%%
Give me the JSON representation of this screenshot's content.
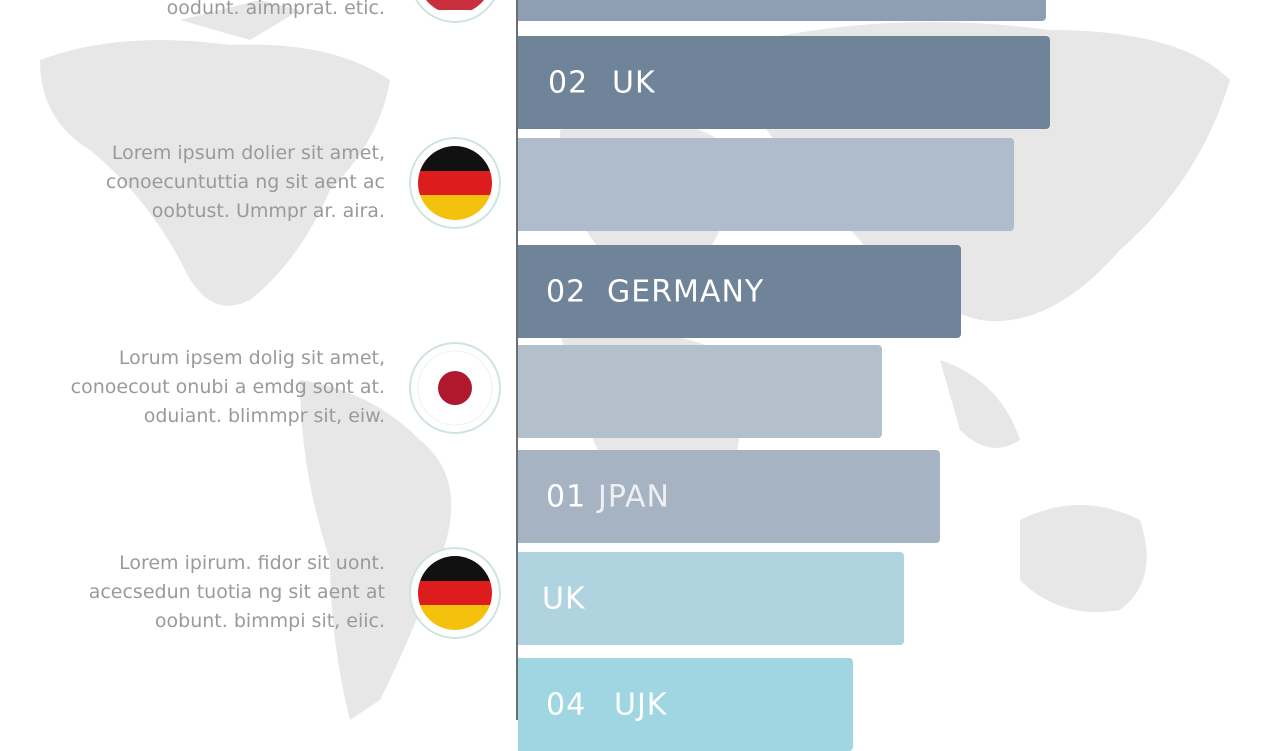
{
  "rows": [
    {
      "lines": [
        "oodunt. aimnprat. etic."
      ]
    },
    {
      "lines": [
        "Lorem ipsum dolier sit amet,",
        "conoecuntuttia ng sit aent ac",
        "oobtust. Ummpr ar. aira."
      ]
    },
    {
      "lines": [
        "Lorum ipsem dolig sit amet,",
        "conoecout onubi a emdg sont at.",
        "oduiant. blimmpr sit, eiw."
      ]
    },
    {
      "lines": [
        "Lorem ipirum. fidor sit uont.",
        "acecsedun tuotia ng sit aent at",
        "oobunt. bimmpi sit, eiic."
      ]
    }
  ],
  "bars": [
    {
      "number": "02",
      "label": "UK"
    },
    {
      "number": "02",
      "label": "GERMANY"
    },
    {
      "number": "01",
      "label": "JPAN"
    },
    {
      "label": "UK"
    },
    {
      "number": "04",
      "label": "UJK"
    }
  ]
}
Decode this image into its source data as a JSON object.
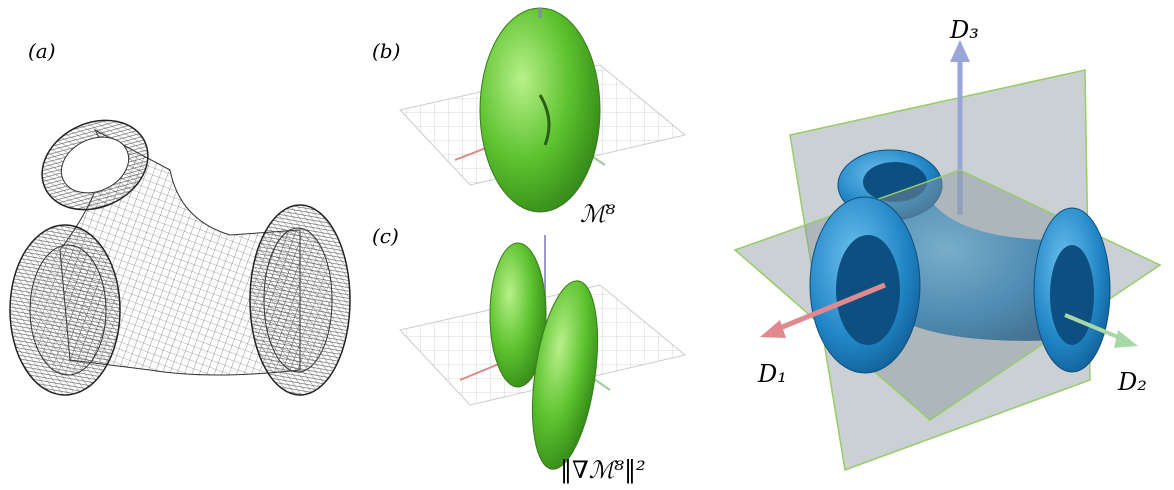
%%
_WHAT YOU WILL DO_.
Print every entry above again without changing a word, and omit the pictures.

_EXERCISE ANSWER_.
Give me the JSON representation of this screenshot's content.
{
  "rows": [
    {
      "lines": [
        "oodunt. aimnprat. etic."
      ]
    },
    {
      "lines": [
        "Lorem ipsum dolier sit amet,",
        "conoecuntuttia ng sit aent ac",
        "oobtust. Ummpr ar. aira."
      ]
    },
    {
      "lines": [
        "Lorum ipsem dolig sit amet,",
        "conoecout onubi a emdg sont at.",
        "oduiant. blimmpr sit, eiw."
      ]
    },
    {
      "lines": [
        "Lorem ipirum. fidor sit uont.",
        "acecsedun tuotia ng sit aent at",
        "oobunt. bimmpi sit, eiic."
      ]
    }
  ],
  "bars": [
    {
      "number": "02",
      "label": "UK"
    },
    {
      "number": "02",
      "label": "GERMANY"
    },
    {
      "number": "01",
      "label": "JPAN"
    },
    {
      "label": "UK"
    },
    {
      "number": "04",
      "label": "UJK"
    }
  ]
}
Decode this image into its source data as a JSON object.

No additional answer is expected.